| Exercise brief |
Continue the passage on outcomes-based assessment in medical education from its last sentence.

| Extracted text |
+--
Discomfort still abounds around the assessment, but any good educational
program must have a robust, multifaceted assessment program. It is also
essential that curriculum and assessment are integrated; assessment drives
learning (curriculum), but the learning should also drive the choice of an
appropriate assessment.
UNIVERSITY OF ST. THOMAS LAW JOURNAL
In 2002, Carol Carraccio and colleagues pushed the medical education
community to transition from a structure/process and time-based model,
and think critically about what is it learners need to be able to do (i.e.
outcomes) at each stage of their career.14 Medical educators began to ask what
continuous professional development needs to look like for those coming
out of residency and fellowship. Medical education needs to get out of what
many call the tea-steeping model of competence. The so-called tea-steeping
method refers to placing a tea bag in a cup of hot water for just the right
amount of time so as to brew a good cup of tea.15 A dwell time model is no
longer adequate for health profession education. Medical educators and the
public need to know what a student and resident can actually do. This focus
on outcomes is the paradigm shift trying to be realized in medicine.
+--
| Listed entries |
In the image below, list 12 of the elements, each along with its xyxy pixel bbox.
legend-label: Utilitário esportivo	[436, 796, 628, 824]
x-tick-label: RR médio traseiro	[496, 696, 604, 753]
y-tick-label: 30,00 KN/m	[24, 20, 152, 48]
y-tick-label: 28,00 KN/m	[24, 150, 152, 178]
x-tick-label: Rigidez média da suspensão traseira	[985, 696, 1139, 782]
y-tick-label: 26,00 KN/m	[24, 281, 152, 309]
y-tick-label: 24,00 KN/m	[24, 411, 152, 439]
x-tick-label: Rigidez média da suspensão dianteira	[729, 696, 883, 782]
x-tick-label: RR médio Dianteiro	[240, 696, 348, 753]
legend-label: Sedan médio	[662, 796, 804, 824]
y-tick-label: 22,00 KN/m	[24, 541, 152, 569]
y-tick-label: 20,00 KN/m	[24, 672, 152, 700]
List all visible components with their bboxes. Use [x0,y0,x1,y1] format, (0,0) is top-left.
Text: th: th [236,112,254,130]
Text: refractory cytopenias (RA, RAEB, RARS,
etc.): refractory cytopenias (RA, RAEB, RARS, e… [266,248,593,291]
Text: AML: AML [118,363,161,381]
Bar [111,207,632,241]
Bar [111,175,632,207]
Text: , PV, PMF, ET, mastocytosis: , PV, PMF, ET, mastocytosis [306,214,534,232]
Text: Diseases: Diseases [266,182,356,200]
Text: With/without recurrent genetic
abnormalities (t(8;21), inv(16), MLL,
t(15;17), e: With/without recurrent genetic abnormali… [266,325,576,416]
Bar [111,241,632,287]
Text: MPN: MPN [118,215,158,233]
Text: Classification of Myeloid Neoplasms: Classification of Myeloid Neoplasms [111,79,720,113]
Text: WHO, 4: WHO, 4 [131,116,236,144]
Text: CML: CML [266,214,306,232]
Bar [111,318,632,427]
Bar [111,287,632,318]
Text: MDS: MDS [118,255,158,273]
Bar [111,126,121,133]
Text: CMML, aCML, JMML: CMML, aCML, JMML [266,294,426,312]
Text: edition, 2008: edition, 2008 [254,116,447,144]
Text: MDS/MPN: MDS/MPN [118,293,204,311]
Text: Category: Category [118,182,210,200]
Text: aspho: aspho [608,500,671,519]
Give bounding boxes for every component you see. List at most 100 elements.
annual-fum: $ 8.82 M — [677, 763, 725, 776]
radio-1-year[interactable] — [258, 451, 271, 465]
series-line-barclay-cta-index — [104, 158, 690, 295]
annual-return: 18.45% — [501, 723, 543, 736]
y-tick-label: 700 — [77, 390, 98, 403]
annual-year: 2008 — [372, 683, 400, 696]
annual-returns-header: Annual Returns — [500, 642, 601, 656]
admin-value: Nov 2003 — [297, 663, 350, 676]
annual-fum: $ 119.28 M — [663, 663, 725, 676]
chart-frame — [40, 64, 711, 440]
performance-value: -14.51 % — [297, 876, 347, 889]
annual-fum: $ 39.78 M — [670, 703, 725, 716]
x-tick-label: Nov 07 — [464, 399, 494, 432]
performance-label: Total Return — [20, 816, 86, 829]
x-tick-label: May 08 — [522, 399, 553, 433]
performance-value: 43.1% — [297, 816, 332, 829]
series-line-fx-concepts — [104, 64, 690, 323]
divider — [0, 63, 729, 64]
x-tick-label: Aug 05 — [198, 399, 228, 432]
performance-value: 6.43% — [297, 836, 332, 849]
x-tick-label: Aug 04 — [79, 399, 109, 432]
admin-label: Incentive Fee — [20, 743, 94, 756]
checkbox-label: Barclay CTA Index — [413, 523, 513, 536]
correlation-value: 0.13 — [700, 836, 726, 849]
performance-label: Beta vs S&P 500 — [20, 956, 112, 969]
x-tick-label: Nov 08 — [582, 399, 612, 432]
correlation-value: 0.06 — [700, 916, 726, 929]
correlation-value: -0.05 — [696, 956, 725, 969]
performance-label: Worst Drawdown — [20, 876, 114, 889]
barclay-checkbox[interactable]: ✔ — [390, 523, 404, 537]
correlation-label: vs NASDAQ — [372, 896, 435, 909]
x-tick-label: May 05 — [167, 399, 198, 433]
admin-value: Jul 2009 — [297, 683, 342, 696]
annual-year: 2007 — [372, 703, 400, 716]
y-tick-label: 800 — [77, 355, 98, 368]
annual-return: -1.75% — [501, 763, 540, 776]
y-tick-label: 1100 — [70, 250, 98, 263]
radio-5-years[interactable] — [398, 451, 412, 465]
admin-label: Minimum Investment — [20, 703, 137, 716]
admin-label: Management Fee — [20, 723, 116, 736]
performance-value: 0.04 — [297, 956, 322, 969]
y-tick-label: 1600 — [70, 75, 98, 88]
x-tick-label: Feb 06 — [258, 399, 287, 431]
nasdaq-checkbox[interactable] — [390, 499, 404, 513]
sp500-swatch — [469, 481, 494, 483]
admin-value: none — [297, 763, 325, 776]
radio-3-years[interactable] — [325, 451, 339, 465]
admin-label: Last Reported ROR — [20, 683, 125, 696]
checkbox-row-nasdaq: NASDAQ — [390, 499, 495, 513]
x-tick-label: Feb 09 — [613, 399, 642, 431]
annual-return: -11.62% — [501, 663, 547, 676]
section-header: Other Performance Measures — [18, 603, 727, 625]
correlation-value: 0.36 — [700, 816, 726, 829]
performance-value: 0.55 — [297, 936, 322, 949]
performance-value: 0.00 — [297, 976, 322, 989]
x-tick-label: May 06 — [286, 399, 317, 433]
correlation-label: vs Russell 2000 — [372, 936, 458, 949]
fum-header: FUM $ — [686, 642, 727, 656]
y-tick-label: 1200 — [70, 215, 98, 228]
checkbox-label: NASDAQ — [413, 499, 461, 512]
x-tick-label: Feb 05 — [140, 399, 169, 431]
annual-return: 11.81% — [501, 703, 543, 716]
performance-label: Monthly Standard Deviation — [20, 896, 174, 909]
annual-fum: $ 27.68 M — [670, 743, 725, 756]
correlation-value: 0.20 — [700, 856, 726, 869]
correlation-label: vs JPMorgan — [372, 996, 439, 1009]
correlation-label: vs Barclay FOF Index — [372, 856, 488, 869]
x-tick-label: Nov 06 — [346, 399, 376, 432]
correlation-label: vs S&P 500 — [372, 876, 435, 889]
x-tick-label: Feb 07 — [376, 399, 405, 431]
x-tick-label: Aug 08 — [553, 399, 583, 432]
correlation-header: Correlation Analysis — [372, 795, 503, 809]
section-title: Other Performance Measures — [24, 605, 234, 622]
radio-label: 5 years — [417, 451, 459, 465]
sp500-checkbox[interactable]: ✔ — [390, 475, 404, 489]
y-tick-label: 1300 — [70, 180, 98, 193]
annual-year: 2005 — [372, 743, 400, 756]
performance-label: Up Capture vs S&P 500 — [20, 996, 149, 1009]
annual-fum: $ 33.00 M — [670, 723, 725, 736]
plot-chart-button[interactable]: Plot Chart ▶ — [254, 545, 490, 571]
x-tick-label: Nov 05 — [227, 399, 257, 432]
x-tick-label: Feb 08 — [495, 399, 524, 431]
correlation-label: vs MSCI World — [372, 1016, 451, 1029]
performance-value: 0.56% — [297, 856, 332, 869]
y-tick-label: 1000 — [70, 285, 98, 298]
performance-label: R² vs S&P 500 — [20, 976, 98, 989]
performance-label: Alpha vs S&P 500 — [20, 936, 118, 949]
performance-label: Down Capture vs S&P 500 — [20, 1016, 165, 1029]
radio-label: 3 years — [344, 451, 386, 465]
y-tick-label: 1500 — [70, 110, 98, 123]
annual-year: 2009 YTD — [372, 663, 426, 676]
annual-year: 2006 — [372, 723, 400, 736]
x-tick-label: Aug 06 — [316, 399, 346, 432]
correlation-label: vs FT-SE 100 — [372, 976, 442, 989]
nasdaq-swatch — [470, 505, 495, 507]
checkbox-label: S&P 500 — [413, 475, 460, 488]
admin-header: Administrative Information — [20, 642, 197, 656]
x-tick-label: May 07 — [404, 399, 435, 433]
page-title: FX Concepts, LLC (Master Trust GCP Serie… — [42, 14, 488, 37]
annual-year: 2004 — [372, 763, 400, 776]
+--
| Response |
For example, the typical training program for a general internist is to
complete thirty-six months of training, of which twenty-four months has to
be in direct patient care, one month in the intensive care unit, one month in
the emergency department, and so forth. If a resident’s faculty evaluations
were acceptable, and no critical incidents occurred, the resident is deemed
by a program director to have successfully completed the program. In an
outcomes-based world, the right question is “what must a student or
resident demonstrate before he or she leaves? What are those abilities
(competencies), comprised of integrated knowledge, skills, and attitudes, that are
necessary to do the actual work?”
In addition to a focus on outcomes rather than structure and process,
competency-based education shifts the driving force from the teacher to the
learner. While structure and process based education focuses on the teacher
disseminating information and being the “sage on the stage,” with
competency based education the responsibility to achieve the learning outcome
becomes a partnership where the teacher and the learner are co-educators
working together.
The assessment construct also shifts significantly in moving from a
structure/process to a competency-based model. In the time-based education
model, there was and still is an overreliance on tests, generally written and
multiple choice in nature. In a competency-based model, assessments are
more “in the trenches” and require direct observation of the learner’s
performance when caring for actual patients. The learner may also keep a log
of what he or she does and then reflect on those experiences and assessment
data. This allows the learner to become more self-directed. The timing of
assessments will be ongoing and continuous. Formative assessment,
assessment that drives future learning forward and helps catalyze the learner,
predominates in the competency-based assessment program.
14. Carraccio et al., supra note 1.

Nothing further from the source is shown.